Locate the lines of the listing below that hold "取得统计执法检查证", then copy each of them.

[Saved entries]
◆ ◆ ◆ ◆
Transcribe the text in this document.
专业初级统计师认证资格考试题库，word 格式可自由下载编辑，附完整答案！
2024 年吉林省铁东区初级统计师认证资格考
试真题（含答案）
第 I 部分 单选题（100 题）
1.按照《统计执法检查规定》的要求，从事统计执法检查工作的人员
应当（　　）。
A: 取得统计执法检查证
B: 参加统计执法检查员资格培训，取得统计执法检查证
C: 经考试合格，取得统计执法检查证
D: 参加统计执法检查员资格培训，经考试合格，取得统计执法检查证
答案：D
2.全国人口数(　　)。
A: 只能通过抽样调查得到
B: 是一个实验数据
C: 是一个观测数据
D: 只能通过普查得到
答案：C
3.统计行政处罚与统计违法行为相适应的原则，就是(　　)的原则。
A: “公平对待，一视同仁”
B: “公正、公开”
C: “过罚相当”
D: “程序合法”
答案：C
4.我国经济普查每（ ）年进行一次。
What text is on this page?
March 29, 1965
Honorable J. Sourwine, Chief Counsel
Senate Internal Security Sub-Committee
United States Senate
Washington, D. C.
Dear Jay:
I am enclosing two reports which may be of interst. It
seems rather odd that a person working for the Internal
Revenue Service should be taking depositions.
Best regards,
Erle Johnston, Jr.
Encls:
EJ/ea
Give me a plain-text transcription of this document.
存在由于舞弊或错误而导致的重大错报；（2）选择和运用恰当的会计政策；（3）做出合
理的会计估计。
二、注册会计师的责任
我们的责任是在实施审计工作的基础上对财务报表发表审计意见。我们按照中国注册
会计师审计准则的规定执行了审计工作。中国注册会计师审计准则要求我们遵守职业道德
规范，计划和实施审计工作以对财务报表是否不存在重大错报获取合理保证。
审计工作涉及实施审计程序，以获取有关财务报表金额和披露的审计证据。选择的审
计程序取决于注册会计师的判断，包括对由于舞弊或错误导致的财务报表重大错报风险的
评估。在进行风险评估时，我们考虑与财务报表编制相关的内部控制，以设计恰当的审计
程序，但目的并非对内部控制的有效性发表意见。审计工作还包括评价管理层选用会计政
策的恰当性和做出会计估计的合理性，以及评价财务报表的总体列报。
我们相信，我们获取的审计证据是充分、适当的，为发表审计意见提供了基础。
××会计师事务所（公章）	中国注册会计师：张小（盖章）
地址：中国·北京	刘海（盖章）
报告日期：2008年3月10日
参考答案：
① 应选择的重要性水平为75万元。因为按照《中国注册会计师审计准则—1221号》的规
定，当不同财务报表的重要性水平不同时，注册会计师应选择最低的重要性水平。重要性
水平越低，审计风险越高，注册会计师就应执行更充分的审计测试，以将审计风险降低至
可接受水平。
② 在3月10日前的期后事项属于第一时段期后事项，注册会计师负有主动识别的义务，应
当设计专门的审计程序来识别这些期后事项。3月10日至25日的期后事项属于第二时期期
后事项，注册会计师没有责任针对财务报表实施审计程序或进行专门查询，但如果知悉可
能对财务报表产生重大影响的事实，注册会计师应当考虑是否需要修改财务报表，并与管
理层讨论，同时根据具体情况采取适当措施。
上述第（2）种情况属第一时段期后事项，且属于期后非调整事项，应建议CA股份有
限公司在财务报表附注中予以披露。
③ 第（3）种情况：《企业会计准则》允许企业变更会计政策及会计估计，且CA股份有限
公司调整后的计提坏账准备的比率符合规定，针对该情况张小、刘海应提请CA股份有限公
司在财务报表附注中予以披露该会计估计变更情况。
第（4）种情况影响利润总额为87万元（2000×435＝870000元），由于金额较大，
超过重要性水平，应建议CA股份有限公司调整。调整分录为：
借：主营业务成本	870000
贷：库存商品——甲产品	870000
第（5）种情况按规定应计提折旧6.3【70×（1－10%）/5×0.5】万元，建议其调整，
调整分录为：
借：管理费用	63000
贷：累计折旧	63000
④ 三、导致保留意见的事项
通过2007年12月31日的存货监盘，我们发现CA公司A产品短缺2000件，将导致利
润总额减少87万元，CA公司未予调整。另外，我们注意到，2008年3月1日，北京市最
◆ ◆ ◆ ◆
» Exercise result
A: 取得统计执法检查证
B: 参加统计执法检查员资格培训，取得统计执法检查证
C: 经考试合格，取得统计执法检查证
D: 参加统计执法检查员资格培训，经考试合格，取得统计执法检查证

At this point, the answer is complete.